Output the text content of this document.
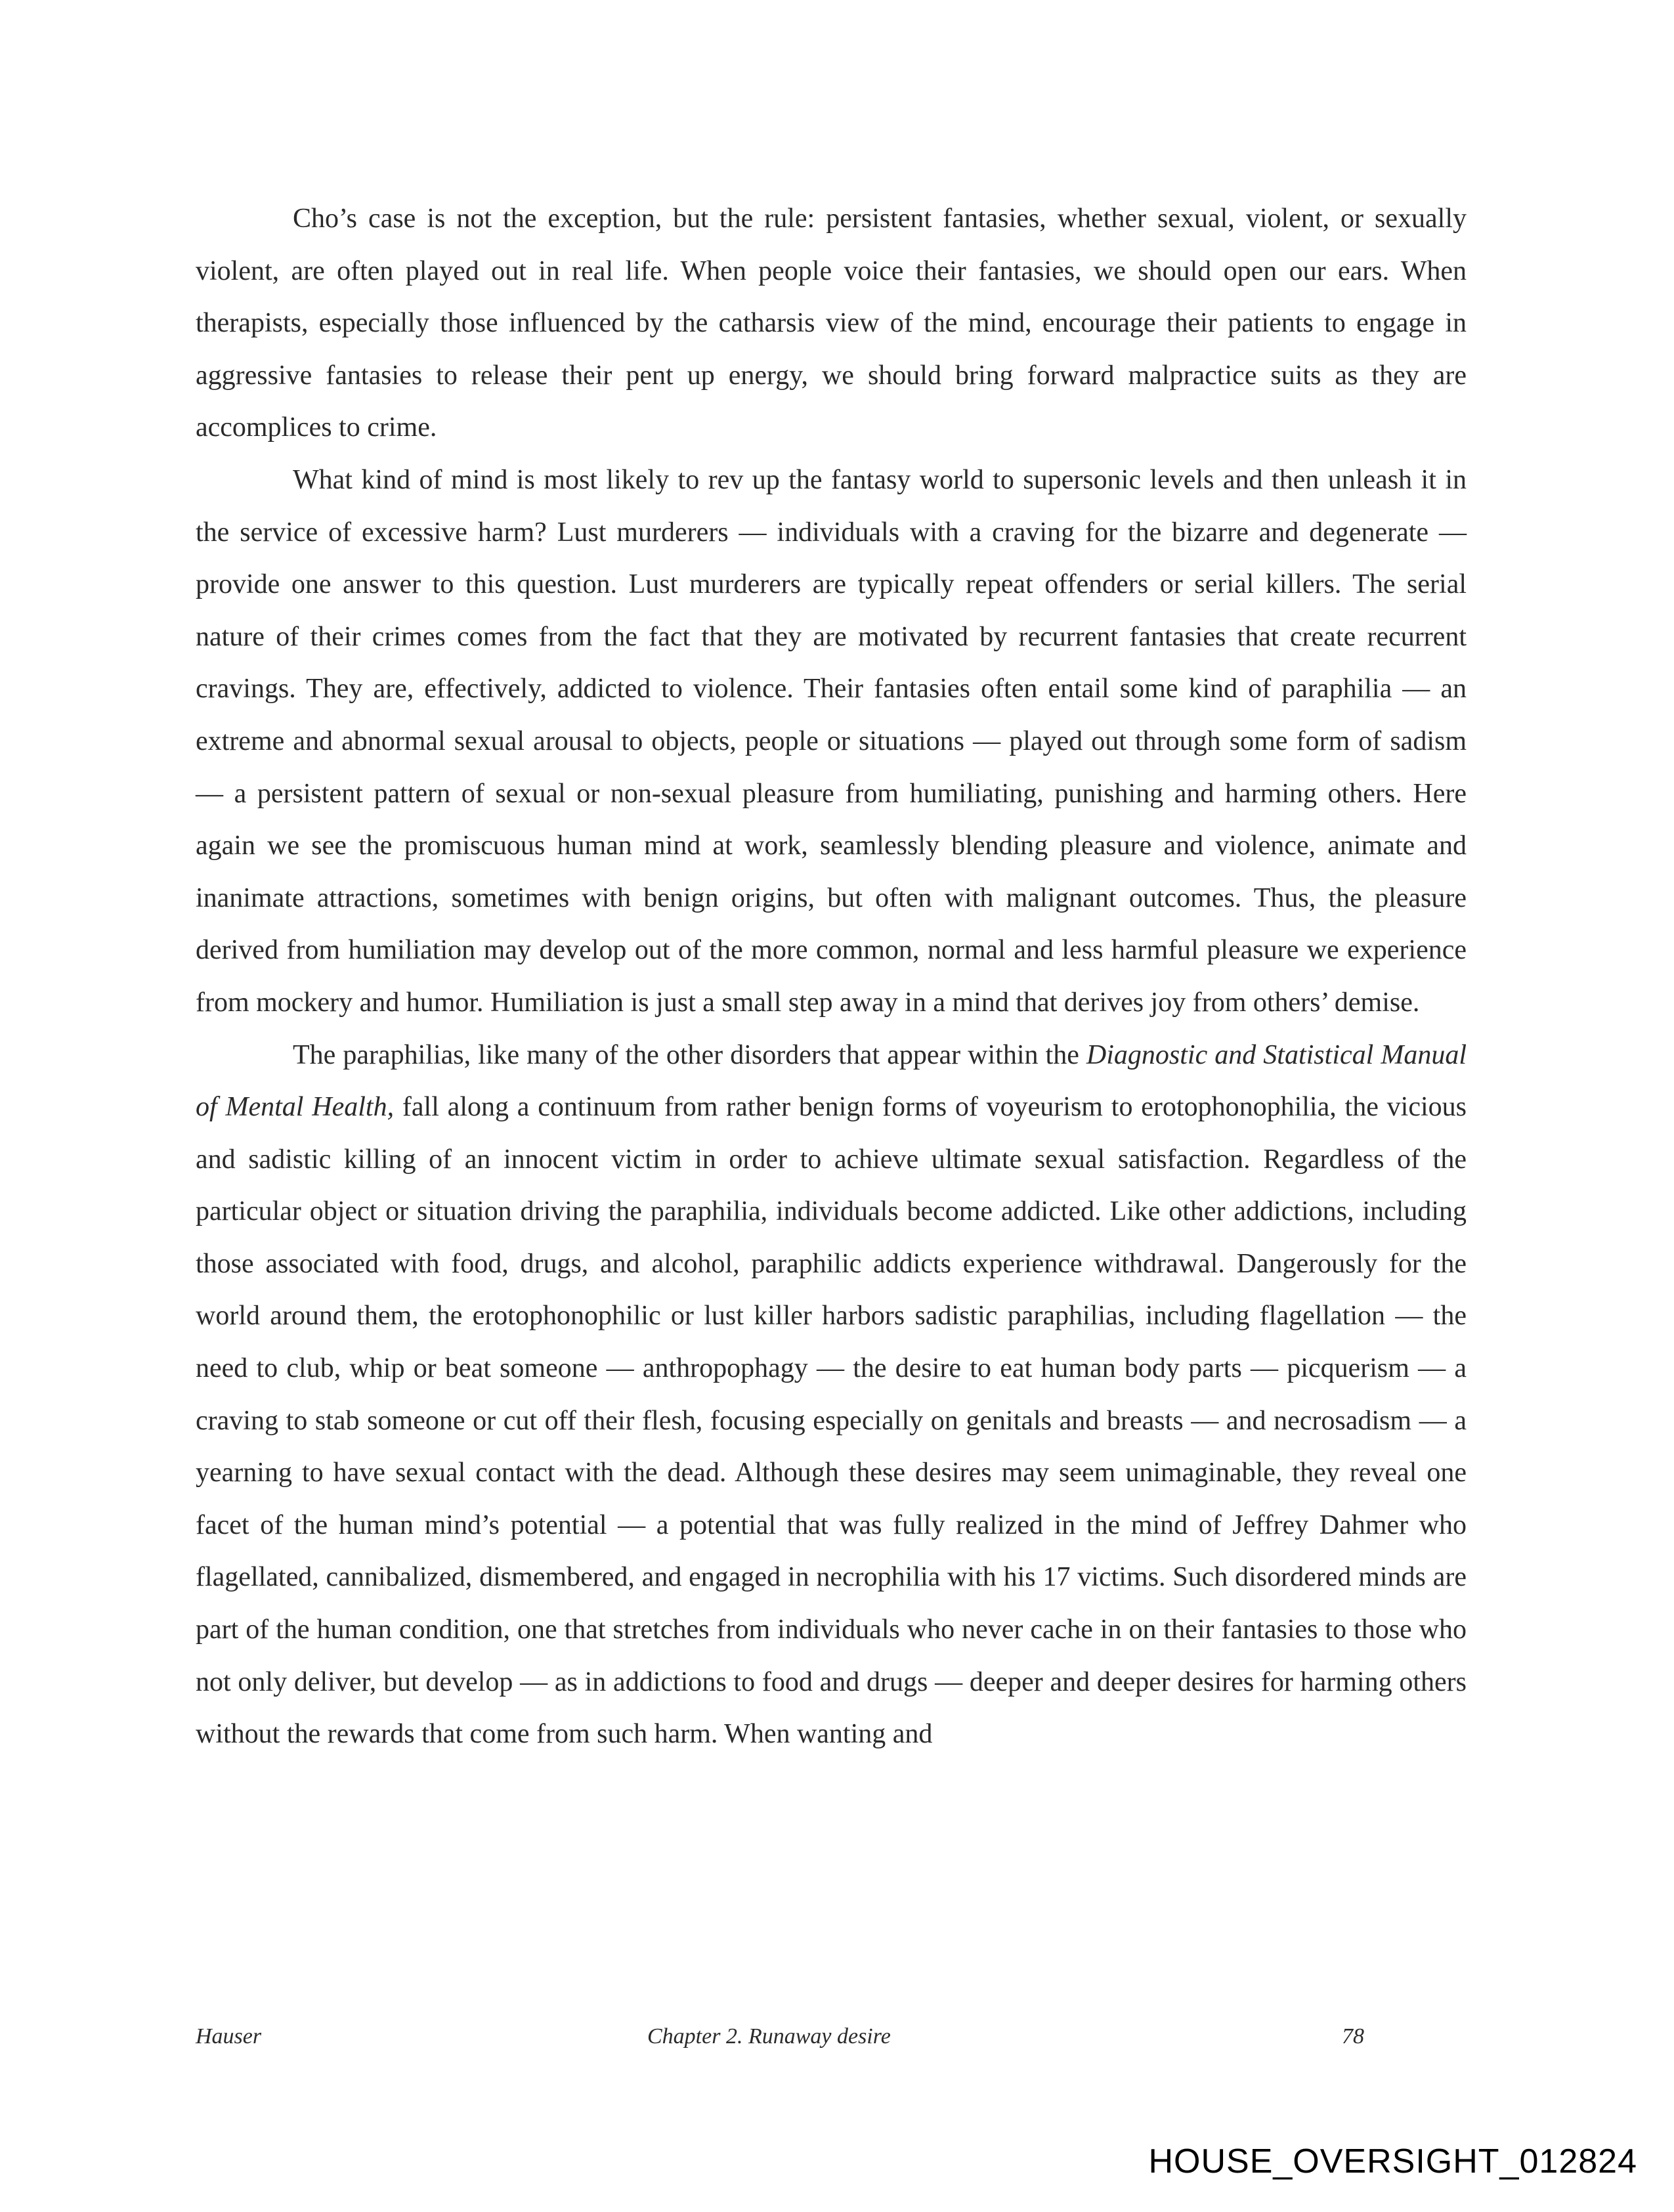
Cho’s case is not the exception, but the rule: persistent fantasies, whether sexual, violent, or sexually violent, are often played out in real life. When people voice their fantasies, we should open our ears. When therapists, especially those influenced by the catharsis view of the mind, encourage their patients to engage in aggressive fantasies to release their pent up energy, we should bring forward malpractice suits as they are accomplices to crime.

What kind of mind is most likely to rev up the fantasy world to supersonic levels and then unleash it in the service of excessive harm? Lust murderers — individuals with a craving for the bizarre and degenerate —provide one answer to this question. Lust murderers are typically repeat offenders or serial killers. The serial nature of their crimes comes from the fact that they are motivated by recurrent fantasies that create recurrent cravings. They are, effectively, addicted to violence. Their fantasies often entail some kind of paraphilia — an extreme and abnormal sexual arousal to objects, people or situations — played out through some form of sadism — a persistent pattern of sexual or non-sexual pleasure from humiliating, punishing and harming others. Here again we see the promiscuous human mind at work, seamlessly blending pleasure and violence, animate and inanimate attractions, sometimes with benign origins, but often with malignant outcomes. Thus, the pleasure derived from humiliation may develop out of the more common, normal and less harmful pleasure we experience from mockery and humor. Humiliation is just a small step away in a mind that derives joy from others’ demise.

The paraphilias, like many of the other disorders that appear within the Diagnostic and Statistical Manual of Mental Health, fall along a continuum from rather benign forms of voyeurism to erotophonophilia, the vicious and sadistic killing of an innocent victim in order to achieve ultimate sexual satisfaction. Regardless of the particular object or situation driving the paraphilia, individuals become addicted. Like other addictions, including those associated with food, drugs, and alcohol, paraphilic addicts experience withdrawal. Dangerously for the world around them, the erotophonophilic or lust killer harbors sadistic paraphilias, including flagellation — the need to club, whip or beat someone — anthropophagy — the desire to eat human body parts — picquerism — a craving to stab someone or cut off their flesh, focusing especially on genitals and breasts — and necrosadism — a yearning to have sexual contact with the dead. Although these desires may seem unimaginable, they reveal one facet of the human mind’s potential — a potential that was fully realized in the mind of Jeffrey Dahmer who flagellated, cannibalized, dismembered, and engaged in necrophilia with his 17 victims. Such disordered minds are part of the human condition, one that stretches from individuals who never cache in on their fantasies to those who not only deliver, but develop — as in addictions to food and drugs — deeper and deeper desires for harming others without the rewards that come from such harm. When wanting and

Hauser	Chapter 2. Runaway desire	78
HOUSE_OVERSIGHT_012824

•••••

### Directions
No pictures belong in the copy; output every record exactly.

### Solution to the exercise
Output the text content of this document.
Cho’s case is not the exception, but the rule: persistent fantasies, whether sexual, violent, or sexually violent, are often played out in real life. When people voice their fantasies, we should open our ears. When therapists, especially those influenced by the catharsis view of the mind, encourage their patients to engage in aggressive fantasies to release their pent up energy, we should bring forward malpractice suits as they are accomplices to crime.

What kind of mind is most likely to rev up the fantasy world to supersonic levels and then unleash it in the service of excessive harm? Lust murderers — individuals with a craving for the bizarre and degenerate —provide one answer to this question. Lust murderers are typically repeat offenders or serial killers. The serial nature of their crimes comes from the fact that they are motivated by recurrent fantasies that create recurrent cravings. They are, effectively, addicted to violence. Their fantasies often entail some kind of paraphilia — an extreme and abnormal sexual arousal to objects, people or situations — played out through some form of sadism — a persistent pattern of sexual or non-sexual pleasure from humiliating, punishing and harming others. Here again we see the promiscuous human mind at work, seamlessly blending pleasure and violence, animate and inanimate attractions, sometimes with benign origins, but often with malignant outcomes. Thus, the pleasure derived from humiliation may develop out of the more common, normal and less harmful pleasure we experience from mockery and humor. Humiliation is just a small step away in a mind that derives joy from others’ demise.

The paraphilias, like many of the other disorders that appear within the Diagnostic and Statistical Manual of Mental Health, fall along a continuum from rather benign forms of voyeurism to erotophonophilia, the vicious and sadistic killing of an innocent victim in order to achieve ultimate sexual satisfaction. Regardless of the particular object or situation driving the paraphilia, individuals become addicted. Like other addictions, including those associated with food, drugs, and alcohol, paraphilic addicts experience withdrawal. Dangerously for the world around them, the erotophonophilic or lust killer harbors sadistic paraphilias, including flagellation — the need to club, whip or beat someone — anthropophagy — the desire to eat human body parts — picquerism — a craving to stab someone or cut off their flesh, focusing especially on genitals and breasts — and necrosadism — a yearning to have sexual contact with the dead. Although these desires may seem unimaginable, they reveal one facet of the human mind’s potential — a potential that was fully realized in the mind of Jeffrey Dahmer who flagellated, cannibalized, dismembered, and engaged in necrophilia with his 17 victims. Such disordered minds are part of the human condition, one that stretches from individuals who never cache in on their fantasies to those who not only deliver, but develop — as in addictions to food and drugs — deeper and deeper desires for harming others without the rewards that come from such harm. When wanting and

Hauser	Chapter 2. Runaway desire	78
HOUSE_OVERSIGHT_012824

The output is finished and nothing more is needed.